**GIVEN PROBLEM**:
Determine how many lines in these records hold "color". Only the number is wanted.
### SUPPLIED MATERIAL ###
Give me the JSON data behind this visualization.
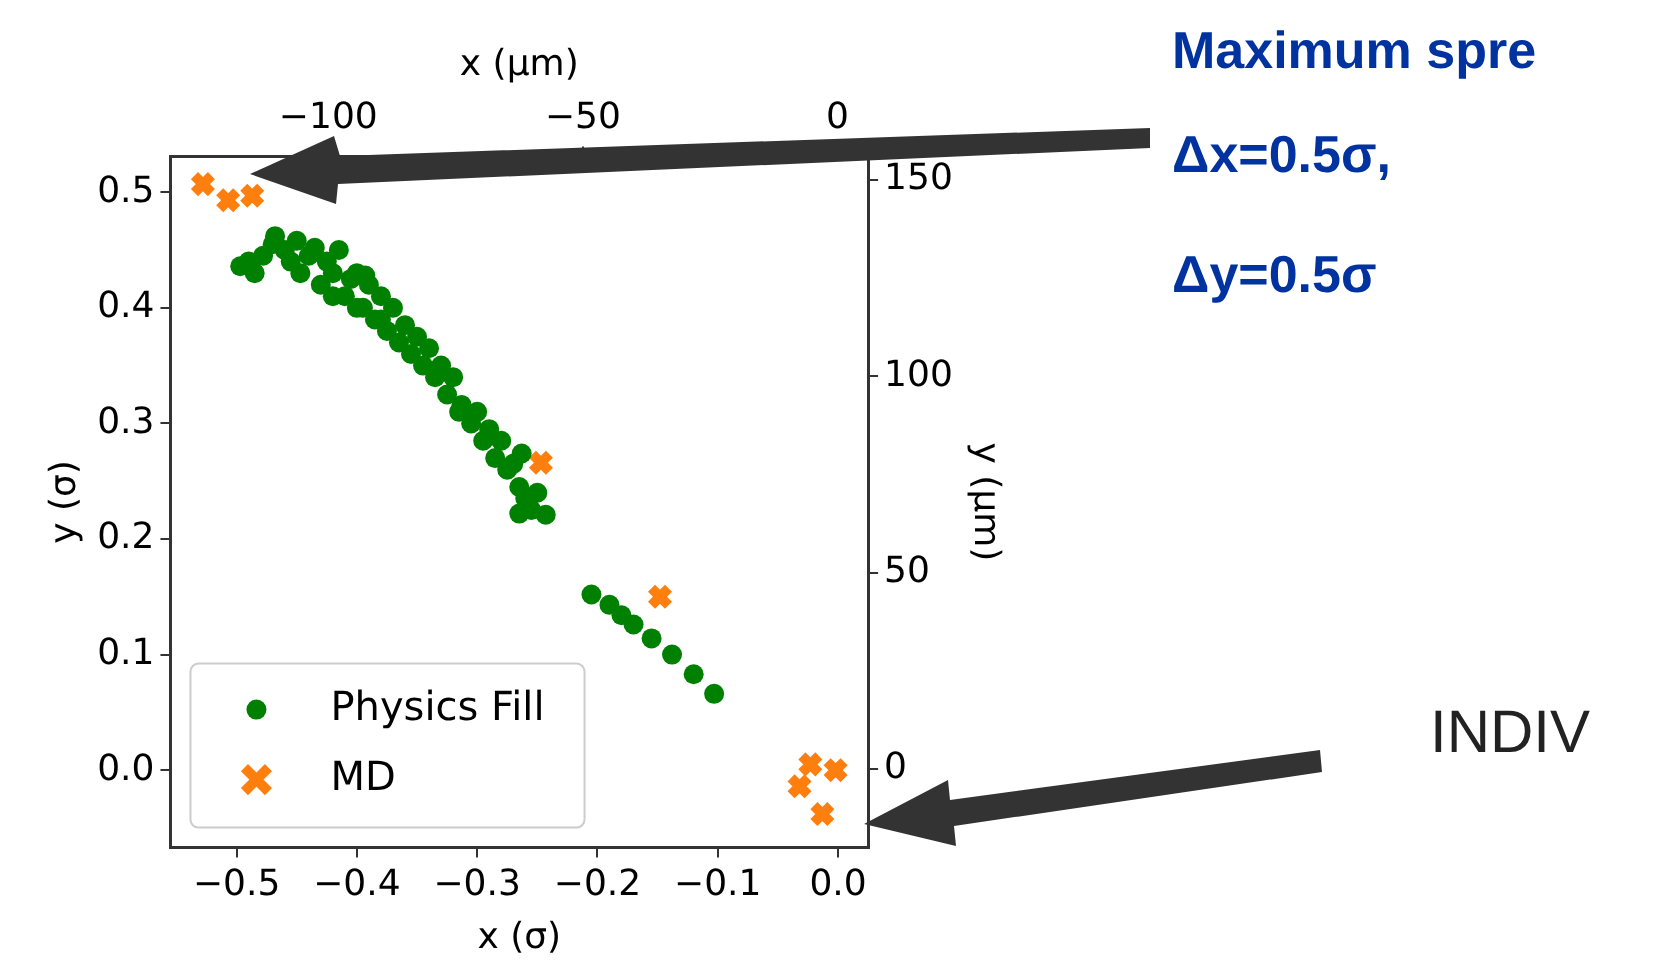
{
  "chart_data": {
    "type": "scatter",
    "xlabel": "x (σ)",
    "ylabel": "y (σ)",
    "x2label": "x (μm)",
    "y2label": "y (μm)",
    "xlim": [
      -0.555,
      0.025
    ],
    "xticks": [
      {
        "value": -0.5,
        "label": "−0.5"
      },
      {
        "value": -0.4,
        "label": "−0.4"
      },
      {
        "value": -0.3,
        "label": "−0.3"
      },
      {
        "value": -0.2,
        "label": "−0.2"
      },
      {
        "value": -0.1,
        "label": "−0.1"
      },
      {
        "value": 0,
        "label": "0.0"
      }
    ],
    "ylim": [
      -0.067,
      0.531
    ],
    "yticks": [
      {
        "value": 0,
        "label": "0.0"
      },
      {
        "value": 0.1,
        "label": "0.1"
      },
      {
        "value": 0.2,
        "label": "0.2"
      },
      {
        "value": 0.3,
        "label": "0.3"
      },
      {
        "value": 0.4,
        "label": "0.4"
      },
      {
        "value": 0.5,
        "label": "0.5"
      }
    ],
    "x2lim": [
      -131,
      6
    ],
    "x2ticks": [
      {
        "value": -100,
        "label": "−100"
      },
      {
        "value": -50,
        "label": "−50"
      },
      0
    ],
    "y2lim": [
      -20,
      156
    ],
    "y2ticks": [
      0,
      50,
      100,
      150
    ],
    "grid": false,
    "legend": "bottom left",
    "series": [
      {
        "name": "Physics Fill",
        "color": "#008000",
        "marker": "circle",
        "x": [
          -0.497,
          -0.49,
          -0.485,
          -0.478,
          -0.47,
          -0.468,
          -0.46,
          -0.455,
          -0.45,
          -0.447,
          -0.44,
          -0.435,
          -0.43,
          -0.425,
          -0.42,
          -0.415,
          -0.41,
          -0.405,
          -0.4,
          -0.395,
          -0.39,
          -0.393,
          -0.385,
          -0.38,
          -0.375,
          -0.37,
          -0.365,
          -0.36,
          -0.355,
          -0.35,
          -0.345,
          -0.34,
          -0.335,
          -0.33,
          -0.325,
          -0.32,
          -0.315,
          -0.313,
          -0.305,
          -0.3,
          -0.295,
          -0.29,
          -0.285,
          -0.28,
          -0.275,
          -0.27,
          -0.265,
          -0.263,
          -0.26,
          -0.265,
          -0.255,
          -0.243,
          -0.25,
          -0.42,
          -0.4,
          -0.38,
          -0.205,
          -0.19,
          -0.18,
          -0.17,
          -0.155,
          -0.138,
          -0.12,
          -0.103
        ],
        "values": [
          0.436,
          0.44,
          0.43,
          0.445,
          0.455,
          0.462,
          0.45,
          0.44,
          0.458,
          0.43,
          0.445,
          0.452,
          0.42,
          0.44,
          0.43,
          0.45,
          0.41,
          0.425,
          0.43,
          0.4,
          0.42,
          0.428,
          0.39,
          0.41,
          0.38,
          0.4,
          0.37,
          0.385,
          0.36,
          0.375,
          0.35,
          0.365,
          0.34,
          0.35,
          0.325,
          0.34,
          0.31,
          0.316,
          0.3,
          0.31,
          0.285,
          0.295,
          0.27,
          0.285,
          0.26,
          0.265,
          0.245,
          0.274,
          0.235,
          0.222,
          0.225,
          0.221,
          0.24,
          0.41,
          0.4,
          0.39,
          0.152,
          0.143,
          0.134,
          0.126,
          0.114,
          0.1,
          0.083,
          0.066
        ]
      },
      {
        "name": "MD",
        "color": "#ff7f0e",
        "marker": "cross",
        "x": [
          -0.528,
          -0.507,
          -0.495,
          -0.487,
          -0.247,
          -0.148,
          -0.023,
          -0.002,
          -0.032,
          -0.013
        ],
        "values": [
          0.507,
          0.493,
          null,
          0.497,
          0.266,
          0.15,
          0.005,
          0,
          -0.014,
          -0.038
        ]
      }
    ],
    "annotations": [
      "Maximum spre",
      "Δx=0.5σ,",
      "Δy=0.5σ",
      "INDIV"
    ]
  }
}
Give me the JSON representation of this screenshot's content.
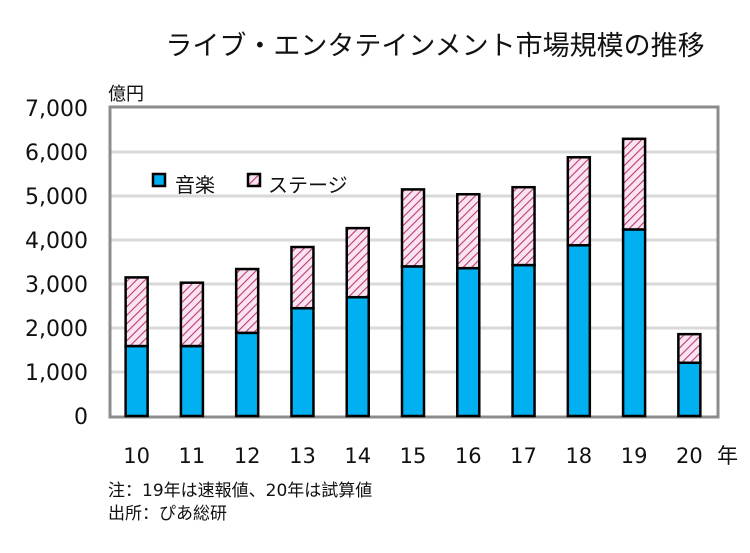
{
  "chart_data": {
    "type": "bar",
    "stacked": true,
    "title": "ライブ・エンタテインメント市場規模の推移",
    "ylabel": "億円",
    "xlabel": "年",
    "categories": [
      "10",
      "11",
      "12",
      "13",
      "14",
      "15",
      "16",
      "17",
      "18",
      "19",
      "20"
    ],
    "series": [
      {
        "name": "音楽",
        "color": "#00b0f0",
        "pattern": "solid",
        "values": [
          1590,
          1590,
          1890,
          2450,
          2700,
          3400,
          3360,
          3430,
          3880,
          4240,
          1210
        ]
      },
      {
        "name": "ステージ",
        "color": "#c0507a",
        "pattern": "diagonal-hatch",
        "values": [
          1560,
          1440,
          1450,
          1390,
          1570,
          1750,
          1680,
          1770,
          2000,
          2060,
          650
        ]
      }
    ],
    "totals": [
      3150,
      3030,
      3340,
      3840,
      4270,
      5150,
      5040,
      5200,
      5880,
      6300,
      1860
    ],
    "ylim": [
      0,
      7000
    ],
    "yticks": [
      0,
      1000,
      2000,
      3000,
      4000,
      5000,
      6000,
      7000
    ],
    "ytick_labels": [
      "0",
      "1,000",
      "2,000",
      "3,000",
      "4,000",
      "5,000",
      "6,000",
      "7,000"
    ],
    "grid": true,
    "legend_position": "upper-left inside plot"
  },
  "notes": {
    "note1": "注：19年は速報値、20年は試算値",
    "note2": "出所：ぴあ総研"
  }
}
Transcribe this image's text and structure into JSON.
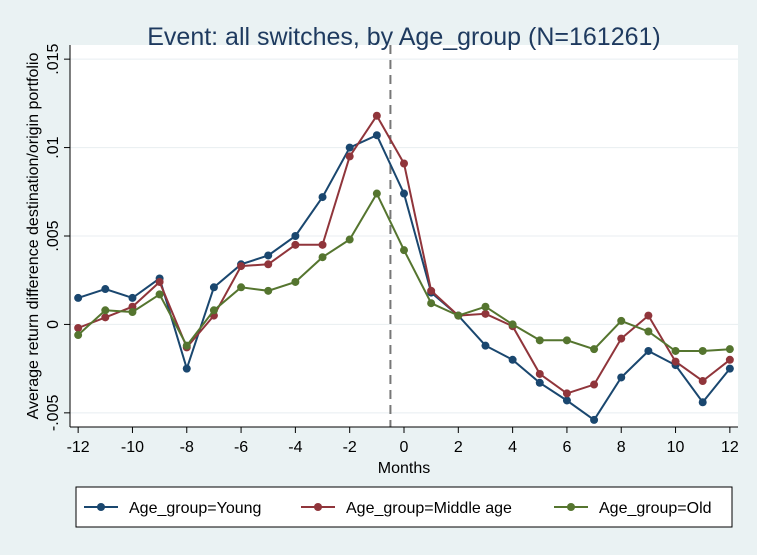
{
  "chart_data": {
    "type": "line",
    "title": "Event: all switches, by Age_group (N=161261)",
    "xlabel": "Months",
    "ylabel": "Average return difference destination/origin portfolio",
    "xlim": [
      -12.3,
      12.3
    ],
    "ylim": [
      -0.0058,
      0.0158
    ],
    "x_ticks": [
      -12,
      -10,
      -8,
      -6,
      -4,
      -2,
      0,
      2,
      4,
      6,
      8,
      10,
      12
    ],
    "x_tick_labels": [
      "-12",
      "-10",
      "-8",
      "-6",
      "-4",
      "-2",
      "0",
      "2",
      "4",
      "6",
      "8",
      "10",
      "12"
    ],
    "y_ticks": [
      -0.005,
      0,
      0.005,
      0.01,
      0.015
    ],
    "y_tick_labels": [
      "-.005",
      "0",
      ".005",
      ".01",
      ".015"
    ],
    "event_line_x": -0.5,
    "grid": "horizontal",
    "legend_position": "bottom",
    "x": [
      -12,
      -11,
      -10,
      -9,
      -8,
      -7,
      -6,
      -5,
      -4,
      -3,
      -2,
      -1,
      0,
      1,
      2,
      3,
      4,
      5,
      6,
      7,
      8,
      9,
      10,
      11,
      12
    ],
    "series": [
      {
        "name": "Age_group=Young",
        "color": "#1a476f",
        "values": [
          0.0015,
          0.002,
          0.0015,
          0.0026,
          -0.0025,
          0.0021,
          0.0034,
          0.0039,
          0.005,
          0.0072,
          0.01,
          0.0107,
          0.0074,
          0.0018,
          0.0005,
          -0.0012,
          -0.002,
          -0.0033,
          -0.0043,
          -0.0054,
          -0.003,
          -0.0015,
          -0.0023,
          -0.0044,
          -0.0025
        ]
      },
      {
        "name": "Age_group=Middle age",
        "color": "#90353b",
        "values": [
          -0.0002,
          0.0004,
          0.001,
          0.0024,
          -0.0013,
          0.0005,
          0.0033,
          0.0034,
          0.0045,
          0.0045,
          0.0095,
          0.0118,
          0.0091,
          0.0019,
          0.0005,
          0.0006,
          -0.0001,
          -0.0028,
          -0.0039,
          -0.0034,
          -0.0008,
          0.0005,
          -0.0021,
          -0.0032,
          -0.002
        ]
      },
      {
        "name": "Age_group=Old",
        "color": "#55752f",
        "values": [
          -0.0006,
          0.0008,
          0.0007,
          0.0017,
          -0.0012,
          0.0008,
          0.0021,
          0.0019,
          0.0024,
          0.0038,
          0.0048,
          0.0074,
          0.0042,
          0.0012,
          0.0005,
          0.001,
          0.0,
          -0.0009,
          -0.0009,
          -0.0014,
          0.0002,
          -0.0004,
          -0.0015,
          -0.0015,
          -0.0014
        ]
      }
    ]
  }
}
###
**CORRECT ANSWER**:
7